INFORMATION GIVEN:
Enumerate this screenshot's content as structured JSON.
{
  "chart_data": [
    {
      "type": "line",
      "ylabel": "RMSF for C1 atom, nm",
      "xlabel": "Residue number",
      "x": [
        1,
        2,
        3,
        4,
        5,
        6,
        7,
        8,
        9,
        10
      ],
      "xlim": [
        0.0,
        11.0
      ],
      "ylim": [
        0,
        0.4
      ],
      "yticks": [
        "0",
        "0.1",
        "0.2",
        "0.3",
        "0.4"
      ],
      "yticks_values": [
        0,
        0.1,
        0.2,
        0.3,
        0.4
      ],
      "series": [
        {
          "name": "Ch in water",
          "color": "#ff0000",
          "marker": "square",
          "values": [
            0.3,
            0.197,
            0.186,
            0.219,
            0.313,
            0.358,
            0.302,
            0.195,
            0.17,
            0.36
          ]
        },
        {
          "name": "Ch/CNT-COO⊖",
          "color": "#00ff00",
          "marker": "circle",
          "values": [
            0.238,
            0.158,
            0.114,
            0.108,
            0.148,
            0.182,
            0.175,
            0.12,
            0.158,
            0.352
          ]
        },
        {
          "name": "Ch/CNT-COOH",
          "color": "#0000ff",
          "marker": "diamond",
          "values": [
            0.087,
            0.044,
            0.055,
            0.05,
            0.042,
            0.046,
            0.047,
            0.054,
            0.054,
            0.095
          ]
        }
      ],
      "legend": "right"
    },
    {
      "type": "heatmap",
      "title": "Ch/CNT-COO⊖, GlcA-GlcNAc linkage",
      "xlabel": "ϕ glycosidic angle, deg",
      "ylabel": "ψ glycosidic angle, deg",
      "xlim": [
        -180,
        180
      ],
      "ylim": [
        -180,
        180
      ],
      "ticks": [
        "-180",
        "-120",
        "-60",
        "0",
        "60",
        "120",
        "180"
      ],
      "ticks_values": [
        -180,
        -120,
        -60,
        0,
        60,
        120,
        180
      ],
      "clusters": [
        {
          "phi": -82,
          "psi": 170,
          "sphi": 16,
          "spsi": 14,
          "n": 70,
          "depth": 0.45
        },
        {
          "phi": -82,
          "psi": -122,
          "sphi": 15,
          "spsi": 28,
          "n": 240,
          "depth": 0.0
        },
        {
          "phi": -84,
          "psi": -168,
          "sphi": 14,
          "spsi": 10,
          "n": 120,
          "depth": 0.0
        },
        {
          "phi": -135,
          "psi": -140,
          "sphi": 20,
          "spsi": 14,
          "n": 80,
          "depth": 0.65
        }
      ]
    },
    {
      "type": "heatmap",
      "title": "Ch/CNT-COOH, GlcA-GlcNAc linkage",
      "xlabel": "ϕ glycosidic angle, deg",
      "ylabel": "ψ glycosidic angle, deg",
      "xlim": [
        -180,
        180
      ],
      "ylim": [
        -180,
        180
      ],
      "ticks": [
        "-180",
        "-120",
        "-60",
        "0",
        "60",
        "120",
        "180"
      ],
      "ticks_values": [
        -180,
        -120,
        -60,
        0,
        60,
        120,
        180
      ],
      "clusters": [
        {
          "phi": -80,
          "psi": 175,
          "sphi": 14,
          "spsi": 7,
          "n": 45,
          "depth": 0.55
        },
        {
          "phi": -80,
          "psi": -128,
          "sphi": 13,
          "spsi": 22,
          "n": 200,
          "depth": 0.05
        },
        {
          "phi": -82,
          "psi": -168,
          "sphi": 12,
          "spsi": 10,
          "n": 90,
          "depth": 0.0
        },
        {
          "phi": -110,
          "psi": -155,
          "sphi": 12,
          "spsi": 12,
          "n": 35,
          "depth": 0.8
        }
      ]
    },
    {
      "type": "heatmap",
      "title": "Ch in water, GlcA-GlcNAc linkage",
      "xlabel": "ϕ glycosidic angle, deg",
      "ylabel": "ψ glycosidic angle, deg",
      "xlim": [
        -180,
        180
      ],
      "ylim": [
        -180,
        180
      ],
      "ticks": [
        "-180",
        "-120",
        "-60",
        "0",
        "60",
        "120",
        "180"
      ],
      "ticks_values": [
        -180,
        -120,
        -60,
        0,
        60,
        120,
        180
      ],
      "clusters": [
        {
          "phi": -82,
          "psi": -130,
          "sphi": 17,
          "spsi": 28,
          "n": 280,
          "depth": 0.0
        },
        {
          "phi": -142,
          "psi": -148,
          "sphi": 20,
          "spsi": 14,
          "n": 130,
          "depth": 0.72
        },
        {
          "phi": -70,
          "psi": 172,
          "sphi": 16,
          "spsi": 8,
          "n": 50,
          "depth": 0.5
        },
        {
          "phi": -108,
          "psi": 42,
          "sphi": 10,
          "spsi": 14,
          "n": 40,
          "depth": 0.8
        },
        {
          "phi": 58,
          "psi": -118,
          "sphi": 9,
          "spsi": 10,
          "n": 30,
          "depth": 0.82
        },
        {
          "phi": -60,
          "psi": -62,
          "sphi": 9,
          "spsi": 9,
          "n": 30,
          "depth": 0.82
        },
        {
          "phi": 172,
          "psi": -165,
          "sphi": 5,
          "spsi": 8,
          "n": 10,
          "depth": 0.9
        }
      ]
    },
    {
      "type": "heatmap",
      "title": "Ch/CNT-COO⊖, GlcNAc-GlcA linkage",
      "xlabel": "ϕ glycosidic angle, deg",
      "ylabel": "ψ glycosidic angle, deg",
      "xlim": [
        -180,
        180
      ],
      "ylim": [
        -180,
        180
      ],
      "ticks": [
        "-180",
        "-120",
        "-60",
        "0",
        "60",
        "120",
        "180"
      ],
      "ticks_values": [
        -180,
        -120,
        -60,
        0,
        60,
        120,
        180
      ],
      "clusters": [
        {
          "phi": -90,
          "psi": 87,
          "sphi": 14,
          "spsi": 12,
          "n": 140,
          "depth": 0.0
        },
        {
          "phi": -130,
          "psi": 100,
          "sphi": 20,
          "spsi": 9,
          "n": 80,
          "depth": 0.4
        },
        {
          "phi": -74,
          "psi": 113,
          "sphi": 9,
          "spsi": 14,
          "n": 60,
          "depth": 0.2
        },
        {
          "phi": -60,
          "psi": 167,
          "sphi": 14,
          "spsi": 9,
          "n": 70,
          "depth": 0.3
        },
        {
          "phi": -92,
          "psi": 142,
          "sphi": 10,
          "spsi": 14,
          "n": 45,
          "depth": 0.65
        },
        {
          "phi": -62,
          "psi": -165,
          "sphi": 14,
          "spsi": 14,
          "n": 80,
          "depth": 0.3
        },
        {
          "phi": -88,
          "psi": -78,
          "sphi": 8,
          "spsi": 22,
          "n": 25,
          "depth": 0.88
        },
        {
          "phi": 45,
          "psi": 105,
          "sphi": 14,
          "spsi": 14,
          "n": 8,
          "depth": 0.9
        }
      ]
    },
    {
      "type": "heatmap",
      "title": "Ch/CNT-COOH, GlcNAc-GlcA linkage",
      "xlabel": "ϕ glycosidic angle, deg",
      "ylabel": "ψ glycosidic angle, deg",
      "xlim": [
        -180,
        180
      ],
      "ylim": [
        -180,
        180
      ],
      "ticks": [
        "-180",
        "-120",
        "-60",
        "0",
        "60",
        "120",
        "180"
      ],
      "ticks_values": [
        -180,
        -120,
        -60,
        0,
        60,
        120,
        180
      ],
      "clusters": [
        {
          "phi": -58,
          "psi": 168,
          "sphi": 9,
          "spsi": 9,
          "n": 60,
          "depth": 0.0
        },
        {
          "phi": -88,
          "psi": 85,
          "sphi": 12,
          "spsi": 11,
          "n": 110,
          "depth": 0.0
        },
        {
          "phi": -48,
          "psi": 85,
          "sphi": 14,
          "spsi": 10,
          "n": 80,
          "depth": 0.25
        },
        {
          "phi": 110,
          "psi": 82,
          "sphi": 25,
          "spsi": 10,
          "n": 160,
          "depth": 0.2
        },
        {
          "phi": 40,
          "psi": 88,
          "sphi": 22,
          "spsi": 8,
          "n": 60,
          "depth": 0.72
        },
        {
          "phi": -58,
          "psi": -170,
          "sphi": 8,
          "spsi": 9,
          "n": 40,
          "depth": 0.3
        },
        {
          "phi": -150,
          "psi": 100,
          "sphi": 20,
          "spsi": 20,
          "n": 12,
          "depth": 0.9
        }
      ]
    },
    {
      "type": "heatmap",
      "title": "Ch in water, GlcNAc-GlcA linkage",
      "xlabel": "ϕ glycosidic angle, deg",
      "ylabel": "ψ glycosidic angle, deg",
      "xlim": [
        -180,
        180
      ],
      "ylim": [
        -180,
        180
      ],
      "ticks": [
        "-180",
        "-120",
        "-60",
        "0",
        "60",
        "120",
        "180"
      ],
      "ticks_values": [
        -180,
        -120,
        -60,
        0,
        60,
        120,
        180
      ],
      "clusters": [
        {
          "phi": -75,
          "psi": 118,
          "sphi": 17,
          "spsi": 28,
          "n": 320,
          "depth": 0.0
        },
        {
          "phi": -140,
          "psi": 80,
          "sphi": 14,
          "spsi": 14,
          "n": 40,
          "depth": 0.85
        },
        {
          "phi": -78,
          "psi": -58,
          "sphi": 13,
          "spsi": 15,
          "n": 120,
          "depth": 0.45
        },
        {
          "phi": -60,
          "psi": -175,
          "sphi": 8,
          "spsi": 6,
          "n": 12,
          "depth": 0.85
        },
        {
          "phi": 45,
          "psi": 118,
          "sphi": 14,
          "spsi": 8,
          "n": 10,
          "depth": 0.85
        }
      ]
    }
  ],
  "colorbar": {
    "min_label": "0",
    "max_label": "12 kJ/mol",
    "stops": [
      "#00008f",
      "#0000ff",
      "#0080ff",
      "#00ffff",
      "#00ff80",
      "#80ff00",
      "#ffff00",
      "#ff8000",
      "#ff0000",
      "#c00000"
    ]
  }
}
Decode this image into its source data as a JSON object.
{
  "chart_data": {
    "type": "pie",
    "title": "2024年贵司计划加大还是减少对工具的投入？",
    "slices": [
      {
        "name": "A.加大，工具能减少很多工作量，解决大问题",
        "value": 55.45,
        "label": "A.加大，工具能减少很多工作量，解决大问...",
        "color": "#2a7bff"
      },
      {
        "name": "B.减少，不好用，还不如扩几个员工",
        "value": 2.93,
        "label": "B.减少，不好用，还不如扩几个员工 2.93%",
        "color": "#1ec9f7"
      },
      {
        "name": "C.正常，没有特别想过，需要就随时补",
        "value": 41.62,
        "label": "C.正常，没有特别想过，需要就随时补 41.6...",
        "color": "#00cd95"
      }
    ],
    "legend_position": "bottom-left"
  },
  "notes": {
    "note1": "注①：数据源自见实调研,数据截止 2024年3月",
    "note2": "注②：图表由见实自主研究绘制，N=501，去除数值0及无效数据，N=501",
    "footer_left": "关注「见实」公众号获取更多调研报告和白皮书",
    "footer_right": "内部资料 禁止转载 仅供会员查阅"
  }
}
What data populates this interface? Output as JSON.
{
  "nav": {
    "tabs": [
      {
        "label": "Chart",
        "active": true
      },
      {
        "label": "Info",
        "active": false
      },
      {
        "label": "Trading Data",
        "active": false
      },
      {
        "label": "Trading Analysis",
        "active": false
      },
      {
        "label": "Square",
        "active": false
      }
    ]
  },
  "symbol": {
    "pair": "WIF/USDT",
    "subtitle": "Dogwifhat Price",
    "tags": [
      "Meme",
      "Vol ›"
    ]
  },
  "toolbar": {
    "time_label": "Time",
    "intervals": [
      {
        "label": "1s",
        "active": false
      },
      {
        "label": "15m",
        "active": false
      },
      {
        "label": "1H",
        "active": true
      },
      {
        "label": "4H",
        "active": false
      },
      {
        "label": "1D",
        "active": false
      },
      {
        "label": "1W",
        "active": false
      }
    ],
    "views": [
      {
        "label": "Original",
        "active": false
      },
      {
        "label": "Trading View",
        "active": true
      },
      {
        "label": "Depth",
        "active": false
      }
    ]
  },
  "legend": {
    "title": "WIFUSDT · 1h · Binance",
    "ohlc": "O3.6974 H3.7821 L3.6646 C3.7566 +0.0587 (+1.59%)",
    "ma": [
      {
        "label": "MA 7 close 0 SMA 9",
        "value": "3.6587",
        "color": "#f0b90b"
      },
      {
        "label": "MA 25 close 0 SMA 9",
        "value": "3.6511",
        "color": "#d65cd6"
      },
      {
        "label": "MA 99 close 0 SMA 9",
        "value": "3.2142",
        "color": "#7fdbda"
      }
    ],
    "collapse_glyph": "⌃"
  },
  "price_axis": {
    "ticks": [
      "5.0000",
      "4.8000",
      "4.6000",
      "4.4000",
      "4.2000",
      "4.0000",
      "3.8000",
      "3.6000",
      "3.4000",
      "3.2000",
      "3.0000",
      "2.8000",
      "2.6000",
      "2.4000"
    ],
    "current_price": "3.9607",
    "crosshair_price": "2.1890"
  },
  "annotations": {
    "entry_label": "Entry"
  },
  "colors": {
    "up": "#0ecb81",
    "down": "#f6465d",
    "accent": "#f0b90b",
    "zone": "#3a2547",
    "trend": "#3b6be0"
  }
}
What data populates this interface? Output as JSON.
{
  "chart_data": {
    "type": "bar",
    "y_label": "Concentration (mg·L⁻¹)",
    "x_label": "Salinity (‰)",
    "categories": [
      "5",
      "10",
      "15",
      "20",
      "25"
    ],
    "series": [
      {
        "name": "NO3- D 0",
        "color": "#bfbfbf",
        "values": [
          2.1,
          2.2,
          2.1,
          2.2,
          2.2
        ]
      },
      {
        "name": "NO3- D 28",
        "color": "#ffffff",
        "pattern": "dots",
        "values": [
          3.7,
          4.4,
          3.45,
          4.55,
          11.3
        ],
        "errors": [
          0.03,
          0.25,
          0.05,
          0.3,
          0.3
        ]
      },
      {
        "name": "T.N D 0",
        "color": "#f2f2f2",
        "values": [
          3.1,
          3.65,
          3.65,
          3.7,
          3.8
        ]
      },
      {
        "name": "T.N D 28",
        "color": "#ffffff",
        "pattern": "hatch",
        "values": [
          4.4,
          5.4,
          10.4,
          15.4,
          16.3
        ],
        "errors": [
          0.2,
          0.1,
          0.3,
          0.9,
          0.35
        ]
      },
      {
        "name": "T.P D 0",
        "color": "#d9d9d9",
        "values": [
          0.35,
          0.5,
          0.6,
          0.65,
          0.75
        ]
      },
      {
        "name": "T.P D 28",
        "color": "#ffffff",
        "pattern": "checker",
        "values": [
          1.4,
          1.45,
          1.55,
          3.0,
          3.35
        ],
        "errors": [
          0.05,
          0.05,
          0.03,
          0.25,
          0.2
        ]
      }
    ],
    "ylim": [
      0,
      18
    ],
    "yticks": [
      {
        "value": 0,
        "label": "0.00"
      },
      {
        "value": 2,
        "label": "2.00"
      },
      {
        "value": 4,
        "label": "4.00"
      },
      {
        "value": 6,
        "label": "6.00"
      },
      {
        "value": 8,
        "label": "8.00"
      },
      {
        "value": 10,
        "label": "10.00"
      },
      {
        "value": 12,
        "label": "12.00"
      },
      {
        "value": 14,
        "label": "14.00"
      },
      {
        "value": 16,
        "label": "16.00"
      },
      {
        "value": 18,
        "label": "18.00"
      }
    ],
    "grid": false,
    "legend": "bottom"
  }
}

WHAT YOU WILL DO:
Figure out how many lines of the data above include "GlcNAc", then give the number and nothing more.

CORRECT RESULT:
6